## Task instructions
Emit the data below verbatim, stripping out any pictures.

[Extracted data entries]
┄┄┄┄┄┄┄┄┄┄┄┄┄┄┄┄┄┄┄┄

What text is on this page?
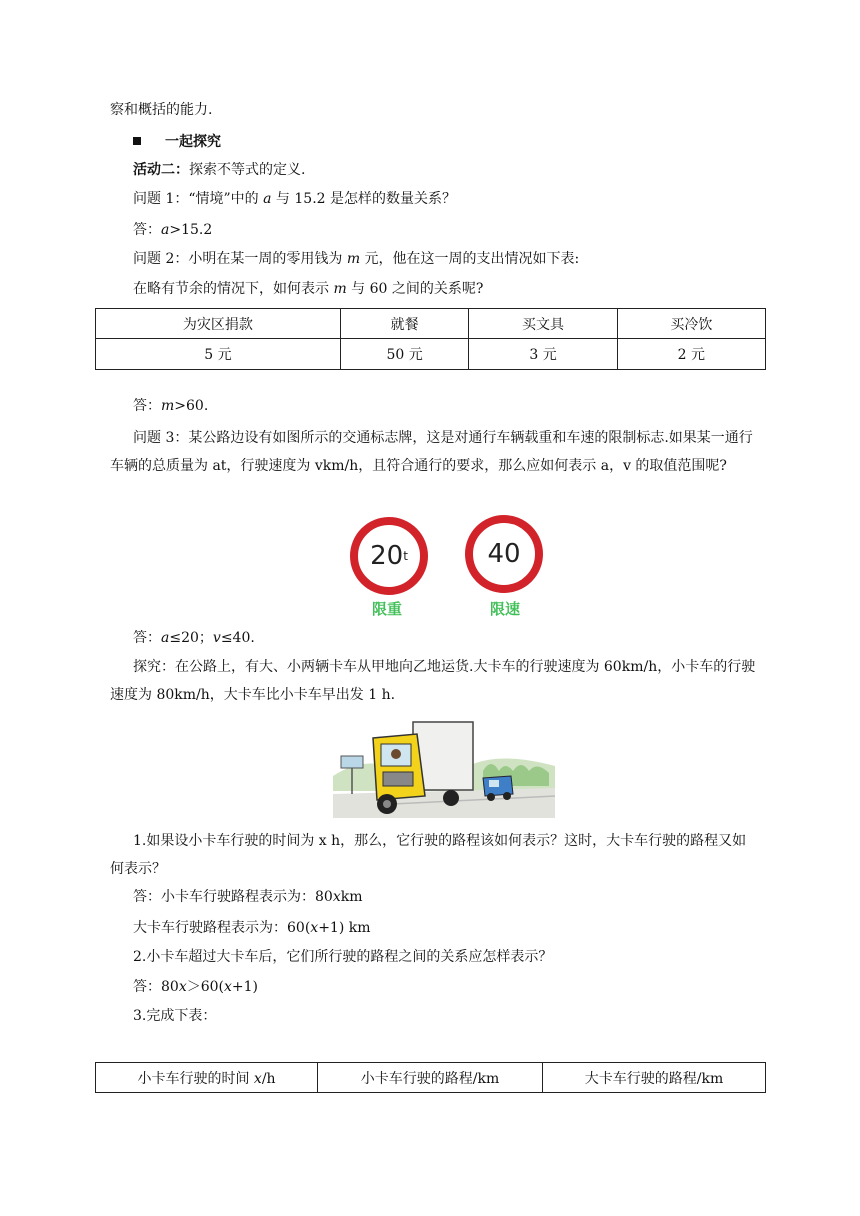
察和概括的能力.
一起探究
活动二：探索不等式的定义.
问题 1：“情境”中的 a 与 15.2 是怎样的数量关系？
答：a>15.2
问题 2：小明在某一周的零用钱为 m 元，他在这一周的支出情况如下表:
在略有节余的情况下，如何表示 m 与 60 之间的关系呢?
为灾区捐款	就餐	买文具	买冷饮
5 元	50 元	3 元	2 元
答：m>60.
问题 3：某公路边设有如图所示的交通标志牌，这是对通行车辆载重和车速的限制标志.如果某一通行车辆的总质量为 at，行驶速度为 vkm/h，且符合通行的要求，那么应如何表示 a，v 的取值范围呢?
20 t
限重
40
限速
答：a≤20；v≤40.
探究：在公路上，有大、小两辆卡车从甲地向乙地运货.大卡车的行驶速度为 60km/h，小卡车的行驶速度为 80km/h，大卡车比小卡车早出发 1 h.
1.如果设小卡车行驶的时间为 x h，那么，它行驶的路程该如何表示？这时，大卡车行驶的路程又如何表示？
答：小卡车行驶路程表示为：80xkm
大卡车行驶路程表示为：60(x+1) km
2.小卡车超过大卡车后，它们所行驶的路程之间的关系应怎样表示？
答：80x＞60(x+1)
3.完成下表：
小卡车行驶的时间 x/h	小卡车行驶的路程/km	大卡车行驶的路程/km
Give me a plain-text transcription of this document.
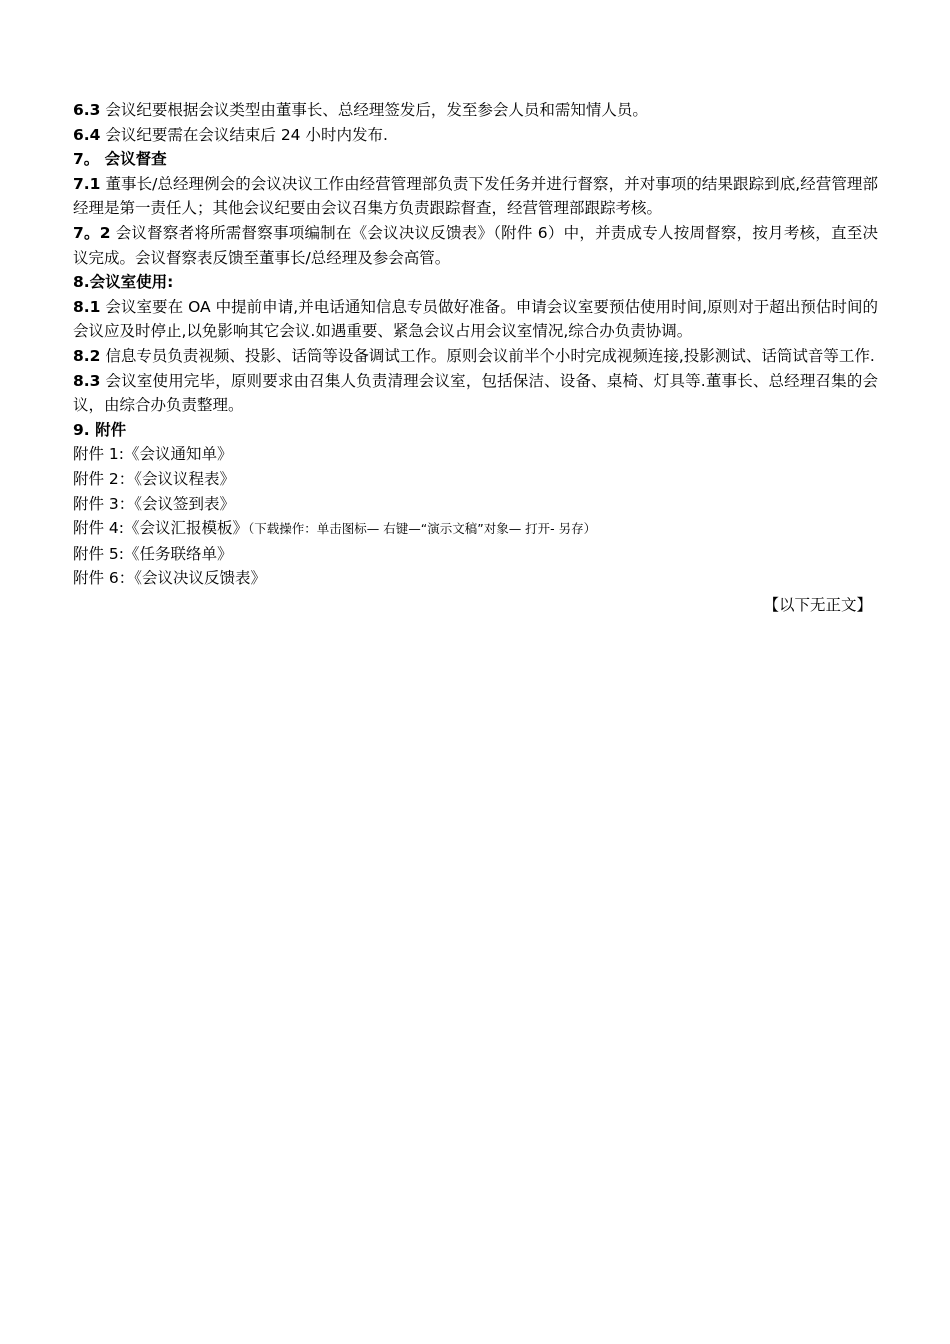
6.3 会议纪要根据会议类型由董事长、总经理签发后，发至参会人员和需知情人员。

6.4 会议纪要需在会议结束后 24 小时内发布.

7。 会议督查

7.1 董事长/总经理例会的会议决议工作由经营管理部负责下发任务并进行督察，并对事项的结果跟踪到底,经营管理部经理是第一责任人；其他会议纪要由会议召集方负责跟踪督查，经营管理部跟踪考核。

7。2 会议督察者将所需督察事项编制在《会议决议反馈表》（附件 6）中，并责成专人按周督察，按月考核，直至决议完成。会议督察表反馈至董事长/总经理及参会高管。

8.会议室使用:

8.1 会议室要在 OA 中提前申请,并电话通知信息专员做好准备。申请会议室要预估使用时间,原则对于超出预估时间的会议应及时停止,以免影响其它会议.如遇重要、紧急会议占用会议室情况,综合办负责协调。

8.2 信息专员负责视频、投影、话筒等设备调试工作。原则会议前半个小时完成视频连接,投影测试、话筒试音等工作.

8.3 会议室使用完毕，原则要求由召集人负责清理会议室，包括保洁、设备、桌椅、灯具等.董事长、总经理召集的会议，由综合办负责整理。

9. 附件

附件 1:《会议通知单》

附件 2：《会议议程表》

附件 3：《会议签到表》

附件 4:《会议汇报模板》（下载操作：单击图标— 右键—“演示文稿”对象— 打开- 另存）

附件 5:《任务联络单》

附件 6：《会议决议反馈表》

【以下无正文】
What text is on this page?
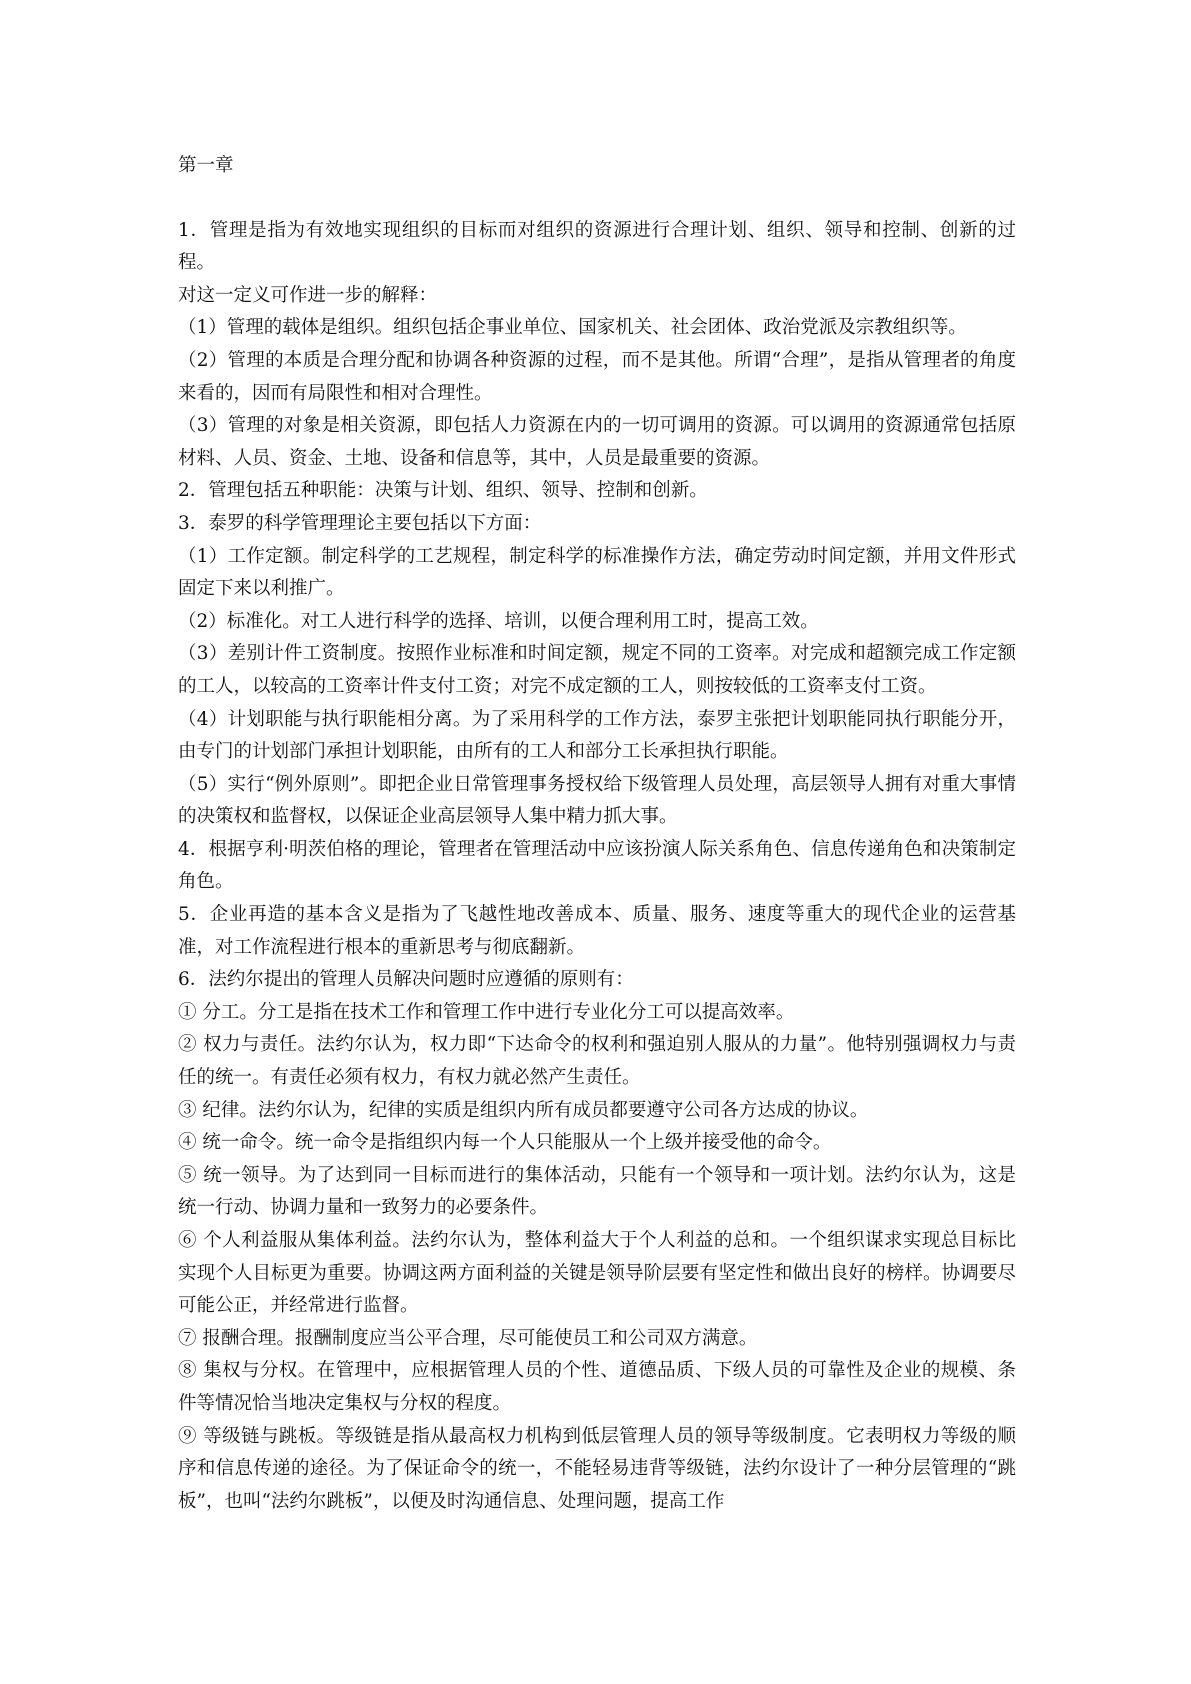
第一章

1．管理是指为有效地实现组织的目标而对组织的资源进行合理计划、组织、领导和控制、创新的过程。

对这一定义可作进一步的解释：

（1）管理的载体是组织。组织包括企事业单位、国家机关、社会团体、政治党派及宗教组织等。

（2）管理的本质是合理分配和协调各种资源的过程，而不是其他。所谓“合理”，是指从管理者的角度来看的，因而有局限性和相对合理性。

（3）管理的对象是相关资源，即包括人力资源在内的一切可调用的资源。可以调用的资源通常包括原材料、人员、资金、土地、设备和信息等，其中，人员是最重要的资源。

2．管理包括五种职能：决策与计划、组织、领导、控制和创新。

3．泰罗的科学管理理论主要包括以下方面：

（1）工作定额。制定科学的工艺规程，制定科学的标准操作方法，确定劳动时间定额，并用文件形式固定下来以利推广。

（2）标准化。对工人进行科学的选择、培训，以便合理利用工时，提高工效。

（3）差别计件工资制度。按照作业标准和时间定额，规定不同的工资率。对完成和超额完成工作定额的工人，以较高的工资率计件支付工资；对完不成定额的工人，则按较低的工资率支付工资。

（4）计划职能与执行职能相分离。为了采用科学的工作方法，泰罗主张把计划职能同执行职能分开，由专门的计划部门承担计划职能，由所有的工人和部分工长承担执行职能。

（5）实行“例外原则”。即把企业日常管理事务授权给下级管理人员处理，高层领导人拥有对重大事情的决策权和监督权，以保证企业高层领导人集中精力抓大事。

4．根据亨利·明茨伯格的理论，管理者在管理活动中应该扮演人际关系角色、信息传递角色和决策制定角色。

5．企业再造的基本含义是指为了飞越性地改善成本、质量、服务、速度等重大的现代企业的运营基准，对工作流程进行根本的重新思考与彻底翻新。

6．法约尔提出的管理人员解决问题时应遵循的原则有：

① 分工。分工是指在技术工作和管理工作中进行专业化分工可以提高效率。

② 权力与责任。法约尔认为，权力即“下达命令的权利和强迫别人服从的力量”。他特别强调权力与责任的统一。有责任必须有权力，有权力就必然产生责任。

③ 纪律。法约尔认为，纪律的实质是组织内所有成员都要遵守公司各方达成的协议。

④ 统一命令。统一命令是指组织内每一个人只能服从一个上级并接受他的命令。

⑤ 统一领导。为了达到同一目标而进行的集体活动，只能有一个领导和一项计划。法约尔认为，这是统一行动、协调力量和一致努力的必要条件。

⑥ 个人利益服从集体利益。法约尔认为，整体利益大于个人利益的总和。一个组织谋求实现总目标比实现个人目标更为重要。协调这两方面利益的关键是领导阶层要有坚定性和做出良好的榜样。协调要尽可能公正，并经常进行监督。

⑦ 报酬合理。报酬制度应当公平合理，尽可能使员工和公司双方满意。

⑧ 集权与分权。在管理中，应根据管理人员的个性、道德品质、下级人员的可靠性及企业的规模、条件等情况恰当地决定集权与分权的程度。

⑨ 等级链与跳板。等级链是指从最高权力机构到低层管理人员的领导等级制度。它表明权力等级的顺序和信息传递的途径。为了保证命令的统一，不能轻易违背等级链，法约尔设计了一种分层管理的“跳板”，也叫“法约尔跳板”，以便及时沟通信息、处理问题，提高工作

┄┄┄┄┄┄┄┄┄┄┄┄┄┄┄┄┄┄┄┄

## Correct answer
What text is on this page?
察和概括的能力.
一起探究
活动二：探索不等式的定义.
问题 1：“情境”中的 a 与 15.2 是怎样的数量关系？
答：a>15.2
问题 2：小明在某一周的零用钱为 m 元，他在这一周的支出情况如下表:
在略有节余的情况下，如何表示 m 与 60 之间的关系呢?
为灾区捐款	就餐	买文具	买冷饮
5 元	50 元	3 元	2 元
答：m>60.
问题 3：某公路边设有如图所示的交通标志牌，这是对通行车辆载重和车速的限制标志.如果某一通行车辆的总质量为 at，行驶速度为 vkm/h，且符合通行的要求，那么应如何表示 a，v 的取值范围呢?
20 t
限重
40
限速
答：a≤20；v≤40.
探究：在公路上，有大、小两辆卡车从甲地向乙地运货.大卡车的行驶速度为 60km/h，小卡车的行驶速度为 80km/h，大卡车比小卡车早出发 1 h.
1.如果设小卡车行驶的时间为 x h，那么，它行驶的路程该如何表示？这时，大卡车行驶的路程又如何表示？
答：小卡车行驶路程表示为：80xkm
大卡车行驶路程表示为：60(x+1) km
2.小卡车超过大卡车后，它们所行驶的路程之间的关系应怎样表示？
答：80x＞60(x+1)
3.完成下表：
小卡车行驶的时间 x/h	小卡车行驶的路程/km	大卡车行驶的路程/km
Give me a plain-text transcription of this document.
6.3 会议纪要根据会议类型由董事长、总经理签发后，发至参会人员和需知情人员。

6.4 会议纪要需在会议结束后 24 小时内发布.

7。 会议督查

7.1 董事长/总经理例会的会议决议工作由经营管理部负责下发任务并进行督察，并对事项的结果跟踪到底,经营管理部经理是第一责任人；其他会议纪要由会议召集方负责跟踪督查，经营管理部跟踪考核。

7。2 会议督察者将所需督察事项编制在《会议决议反馈表》（附件 6）中，并责成专人按周督察，按月考核，直至决议完成。会议督察表反馈至董事长/总经理及参会高管。

8.会议室使用:

8.1 会议室要在 OA 中提前申请,并电话通知信息专员做好准备。申请会议室要预估使用时间,原则对于超出预估时间的会议应及时停止,以免影响其它会议.如遇重要、紧急会议占用会议室情况,综合办负责协调。

8.2 信息专员负责视频、投影、话筒等设备调试工作。原则会议前半个小时完成视频连接,投影测试、话筒试音等工作.

8.3 会议室使用完毕，原则要求由召集人负责清理会议室，包括保洁、设备、桌椅、灯具等.董事长、总经理召集的会议，由综合办负责整理。

9. 附件

附件 1:《会议通知单》

附件 2：《会议议程表》

附件 3：《会议签到表》

附件 4:《会议汇报模板》（下载操作：单击图标— 右键—“演示文稿”对象— 打开- 另存）

附件 5:《任务联络单》

附件 6：《会议决议反馈表》

【以下无正文】
What text is on this page?
第一章

1．管理是指为有效地实现组织的目标而对组织的资源进行合理计划、组织、领导和控制、创新的过程。

对这一定义可作进一步的解释：

（1）管理的载体是组织。组织包括企事业单位、国家机关、社会团体、政治党派及宗教组织等。

（2）管理的本质是合理分配和协调各种资源的过程，而不是其他。所谓“合理”，是指从管理者的角度来看的，因而有局限性和相对合理性。

（3）管理的对象是相关资源，即包括人力资源在内的一切可调用的资源。可以调用的资源通常包括原材料、人员、资金、土地、设备和信息等，其中，人员是最重要的资源。

2．管理包括五种职能：决策与计划、组织、领导、控制和创新。

3．泰罗的科学管理理论主要包括以下方面：

（1）工作定额。制定科学的工艺规程，制定科学的标准操作方法，确定劳动时间定额，并用文件形式固定下来以利推广。

（2）标准化。对工人进行科学的选择、培训，以便合理利用工时，提高工效。

（3）差别计件工资制度。按照作业标准和时间定额，规定不同的工资率。对完成和超额完成工作定额的工人，以较高的工资率计件支付工资；对完不成定额的工人，则按较低的工资率支付工资。

（4）计划职能与执行职能相分离。为了采用科学的工作方法，泰罗主张把计划职能同执行职能分开，由专门的计划部门承担计划职能，由所有的工人和部分工长承担执行职能。

（5）实行“例外原则”。即把企业日常管理事务授权给下级管理人员处理，高层领导人拥有对重大事情的决策权和监督权，以保证企业高层领导人集中精力抓大事。

4．根据亨利·明茨伯格的理论，管理者在管理活动中应该扮演人际关系角色、信息传递角色和决策制定角色。

5．企业再造的基本含义是指为了飞越性地改善成本、质量、服务、速度等重大的现代企业的运营基准，对工作流程进行根本的重新思考与彻底翻新。

6．法约尔提出的管理人员解决问题时应遵循的原则有：

① 分工。分工是指在技术工作和管理工作中进行专业化分工可以提高效率。

② 权力与责任。法约尔认为，权力即“下达命令的权利和强迫别人服从的力量”。他特别强调权力与责任的统一。有责任必须有权力，有权力就必然产生责任。

③ 纪律。法约尔认为，纪律的实质是组织内所有成员都要遵守公司各方达成的协议。

④ 统一命令。统一命令是指组织内每一个人只能服从一个上级并接受他的命令。

⑤ 统一领导。为了达到同一目标而进行的集体活动，只能有一个领导和一项计划。法约尔认为，这是统一行动、协调力量和一致努力的必要条件。

⑥ 个人利益服从集体利益。法约尔认为，整体利益大于个人利益的总和。一个组织谋求实现总目标比实现个人目标更为重要。协调这两方面利益的关键是领导阶层要有坚定性和做出良好的榜样。协调要尽可能公正，并经常进行监督。

⑦ 报酬合理。报酬制度应当公平合理，尽可能使员工和公司双方满意。

⑧ 集权与分权。在管理中，应根据管理人员的个性、道德品质、下级人员的可靠性及企业的规模、条件等情况恰当地决定集权与分权的程度。

⑨ 等级链与跳板。等级链是指从最高权力机构到低层管理人员的领导等级制度。它表明权力等级的顺序和信息传递的途径。为了保证命令的统一，不能轻易违背等级链，法约尔设计了一种分层管理的“跳板”，也叫“法约尔跳板”，以便及时沟通信息、处理问题，提高工作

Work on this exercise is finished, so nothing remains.